Task statement: Where a line holds "Calculadora", copy it.

Collected data entries
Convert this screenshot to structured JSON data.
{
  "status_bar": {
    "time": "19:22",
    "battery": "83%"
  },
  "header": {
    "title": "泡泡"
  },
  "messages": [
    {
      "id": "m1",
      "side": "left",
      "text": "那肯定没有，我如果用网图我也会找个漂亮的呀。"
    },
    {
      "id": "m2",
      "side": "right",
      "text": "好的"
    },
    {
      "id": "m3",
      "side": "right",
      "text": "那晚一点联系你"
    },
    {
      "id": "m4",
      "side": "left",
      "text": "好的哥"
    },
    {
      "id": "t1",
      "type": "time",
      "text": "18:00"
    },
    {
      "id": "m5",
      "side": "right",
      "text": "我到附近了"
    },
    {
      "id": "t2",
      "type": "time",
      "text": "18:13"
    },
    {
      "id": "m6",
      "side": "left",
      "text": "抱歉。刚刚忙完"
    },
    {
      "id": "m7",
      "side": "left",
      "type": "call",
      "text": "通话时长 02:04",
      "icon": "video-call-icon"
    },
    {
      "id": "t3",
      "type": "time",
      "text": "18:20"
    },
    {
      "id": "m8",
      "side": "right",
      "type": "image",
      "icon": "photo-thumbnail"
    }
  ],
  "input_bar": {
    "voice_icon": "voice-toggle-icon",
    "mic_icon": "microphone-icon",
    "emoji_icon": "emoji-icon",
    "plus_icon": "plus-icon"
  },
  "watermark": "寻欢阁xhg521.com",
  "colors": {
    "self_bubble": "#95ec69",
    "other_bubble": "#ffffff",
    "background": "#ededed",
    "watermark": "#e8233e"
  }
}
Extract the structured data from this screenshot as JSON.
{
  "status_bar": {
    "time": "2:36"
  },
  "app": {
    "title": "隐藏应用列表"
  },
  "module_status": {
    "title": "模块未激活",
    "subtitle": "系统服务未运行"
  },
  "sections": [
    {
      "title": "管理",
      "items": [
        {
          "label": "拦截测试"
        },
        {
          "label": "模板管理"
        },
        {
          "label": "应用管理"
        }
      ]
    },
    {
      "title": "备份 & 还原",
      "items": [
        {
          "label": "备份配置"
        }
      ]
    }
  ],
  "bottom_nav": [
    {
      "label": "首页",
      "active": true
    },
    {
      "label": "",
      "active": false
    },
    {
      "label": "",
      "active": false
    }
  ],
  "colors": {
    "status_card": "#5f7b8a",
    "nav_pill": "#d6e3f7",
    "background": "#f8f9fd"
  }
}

--

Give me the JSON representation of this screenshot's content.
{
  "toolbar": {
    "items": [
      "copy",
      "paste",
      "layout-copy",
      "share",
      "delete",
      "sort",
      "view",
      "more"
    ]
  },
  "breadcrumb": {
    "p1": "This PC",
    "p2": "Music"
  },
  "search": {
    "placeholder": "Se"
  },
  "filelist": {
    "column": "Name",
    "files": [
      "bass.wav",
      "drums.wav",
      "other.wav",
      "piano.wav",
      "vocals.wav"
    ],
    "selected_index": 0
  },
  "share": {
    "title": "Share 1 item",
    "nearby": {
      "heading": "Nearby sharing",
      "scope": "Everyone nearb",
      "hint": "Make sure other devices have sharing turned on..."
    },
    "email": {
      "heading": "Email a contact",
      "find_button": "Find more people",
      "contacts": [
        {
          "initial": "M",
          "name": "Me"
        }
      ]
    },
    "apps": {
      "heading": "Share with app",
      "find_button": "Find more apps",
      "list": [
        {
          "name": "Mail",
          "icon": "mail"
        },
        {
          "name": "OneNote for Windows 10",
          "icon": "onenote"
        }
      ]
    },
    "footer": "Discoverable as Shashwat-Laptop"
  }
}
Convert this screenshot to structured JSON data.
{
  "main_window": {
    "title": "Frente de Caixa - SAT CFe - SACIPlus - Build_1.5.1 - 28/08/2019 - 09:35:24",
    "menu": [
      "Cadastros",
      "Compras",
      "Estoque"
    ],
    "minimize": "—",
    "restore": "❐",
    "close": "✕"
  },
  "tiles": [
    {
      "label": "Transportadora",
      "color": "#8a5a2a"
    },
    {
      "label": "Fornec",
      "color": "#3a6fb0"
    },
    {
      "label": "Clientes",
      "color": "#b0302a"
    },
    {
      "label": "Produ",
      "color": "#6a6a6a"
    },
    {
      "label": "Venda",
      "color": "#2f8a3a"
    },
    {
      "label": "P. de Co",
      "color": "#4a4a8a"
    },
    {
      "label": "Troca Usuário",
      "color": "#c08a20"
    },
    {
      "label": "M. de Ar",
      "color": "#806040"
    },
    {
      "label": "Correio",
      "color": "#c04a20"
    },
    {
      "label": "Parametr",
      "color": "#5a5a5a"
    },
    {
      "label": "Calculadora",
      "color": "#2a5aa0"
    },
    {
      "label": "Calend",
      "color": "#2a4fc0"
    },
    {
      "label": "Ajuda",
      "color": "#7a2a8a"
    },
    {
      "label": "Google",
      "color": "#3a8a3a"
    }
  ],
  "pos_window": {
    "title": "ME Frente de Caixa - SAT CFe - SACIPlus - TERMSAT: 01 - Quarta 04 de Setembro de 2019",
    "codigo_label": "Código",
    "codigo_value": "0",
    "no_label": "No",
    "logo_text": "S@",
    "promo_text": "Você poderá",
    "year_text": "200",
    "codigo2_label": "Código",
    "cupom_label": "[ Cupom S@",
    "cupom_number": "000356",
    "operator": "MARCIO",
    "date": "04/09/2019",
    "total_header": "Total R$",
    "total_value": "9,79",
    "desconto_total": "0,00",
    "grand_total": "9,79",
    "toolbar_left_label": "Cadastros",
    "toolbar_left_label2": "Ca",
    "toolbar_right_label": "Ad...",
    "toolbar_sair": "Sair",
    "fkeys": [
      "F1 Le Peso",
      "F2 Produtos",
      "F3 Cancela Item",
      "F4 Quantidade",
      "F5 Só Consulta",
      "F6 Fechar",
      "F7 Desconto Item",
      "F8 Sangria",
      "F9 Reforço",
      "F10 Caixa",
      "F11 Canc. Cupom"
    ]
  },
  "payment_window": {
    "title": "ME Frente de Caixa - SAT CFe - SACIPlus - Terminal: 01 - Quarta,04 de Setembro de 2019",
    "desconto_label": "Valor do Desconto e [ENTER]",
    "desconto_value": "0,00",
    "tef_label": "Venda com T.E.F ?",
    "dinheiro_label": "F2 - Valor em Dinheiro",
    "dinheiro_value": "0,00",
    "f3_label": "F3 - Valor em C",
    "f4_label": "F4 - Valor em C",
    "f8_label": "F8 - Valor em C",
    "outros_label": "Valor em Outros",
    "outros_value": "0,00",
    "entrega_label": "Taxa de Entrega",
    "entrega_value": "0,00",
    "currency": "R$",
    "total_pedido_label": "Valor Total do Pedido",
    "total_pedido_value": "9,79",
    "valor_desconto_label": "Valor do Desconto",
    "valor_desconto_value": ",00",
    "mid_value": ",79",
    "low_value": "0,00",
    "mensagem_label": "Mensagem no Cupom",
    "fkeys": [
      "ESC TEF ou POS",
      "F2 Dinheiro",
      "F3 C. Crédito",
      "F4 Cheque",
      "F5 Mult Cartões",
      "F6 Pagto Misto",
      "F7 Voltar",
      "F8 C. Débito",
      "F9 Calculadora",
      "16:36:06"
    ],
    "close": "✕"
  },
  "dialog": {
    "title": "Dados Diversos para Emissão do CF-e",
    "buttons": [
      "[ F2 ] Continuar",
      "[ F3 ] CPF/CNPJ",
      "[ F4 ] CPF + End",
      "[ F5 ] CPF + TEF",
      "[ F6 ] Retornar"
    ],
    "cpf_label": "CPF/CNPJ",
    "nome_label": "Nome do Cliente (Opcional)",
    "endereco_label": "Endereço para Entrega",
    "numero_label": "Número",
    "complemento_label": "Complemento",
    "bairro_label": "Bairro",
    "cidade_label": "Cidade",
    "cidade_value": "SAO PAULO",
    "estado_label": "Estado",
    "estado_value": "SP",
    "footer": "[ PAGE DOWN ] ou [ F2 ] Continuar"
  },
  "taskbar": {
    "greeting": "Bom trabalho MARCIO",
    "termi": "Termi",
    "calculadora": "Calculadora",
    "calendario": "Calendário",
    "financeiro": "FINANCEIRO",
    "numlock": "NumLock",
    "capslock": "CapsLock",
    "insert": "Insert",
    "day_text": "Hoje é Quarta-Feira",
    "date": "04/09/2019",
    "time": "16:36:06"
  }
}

==

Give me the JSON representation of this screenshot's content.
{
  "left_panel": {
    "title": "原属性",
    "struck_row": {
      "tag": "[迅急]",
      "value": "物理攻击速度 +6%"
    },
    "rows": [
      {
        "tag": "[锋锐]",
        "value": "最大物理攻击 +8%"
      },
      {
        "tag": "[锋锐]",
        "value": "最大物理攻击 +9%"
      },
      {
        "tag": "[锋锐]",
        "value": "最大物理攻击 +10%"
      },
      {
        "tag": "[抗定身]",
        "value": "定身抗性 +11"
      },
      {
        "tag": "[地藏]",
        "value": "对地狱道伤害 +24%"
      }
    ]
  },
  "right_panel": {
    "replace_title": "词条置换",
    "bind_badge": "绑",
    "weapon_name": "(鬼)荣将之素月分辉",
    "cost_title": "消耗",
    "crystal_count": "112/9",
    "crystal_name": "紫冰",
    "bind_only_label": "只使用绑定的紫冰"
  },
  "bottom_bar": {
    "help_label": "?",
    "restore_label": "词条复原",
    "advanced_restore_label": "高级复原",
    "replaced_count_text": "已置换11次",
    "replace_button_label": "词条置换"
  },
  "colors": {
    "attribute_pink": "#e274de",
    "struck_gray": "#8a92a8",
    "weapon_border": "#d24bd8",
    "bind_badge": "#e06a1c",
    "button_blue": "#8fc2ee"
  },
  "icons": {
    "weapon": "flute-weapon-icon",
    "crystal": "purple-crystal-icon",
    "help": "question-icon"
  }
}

Solved exercise:
      "label": "Calculadora",
      "F9 Calculadora",
    "calculadora": "Calculadora",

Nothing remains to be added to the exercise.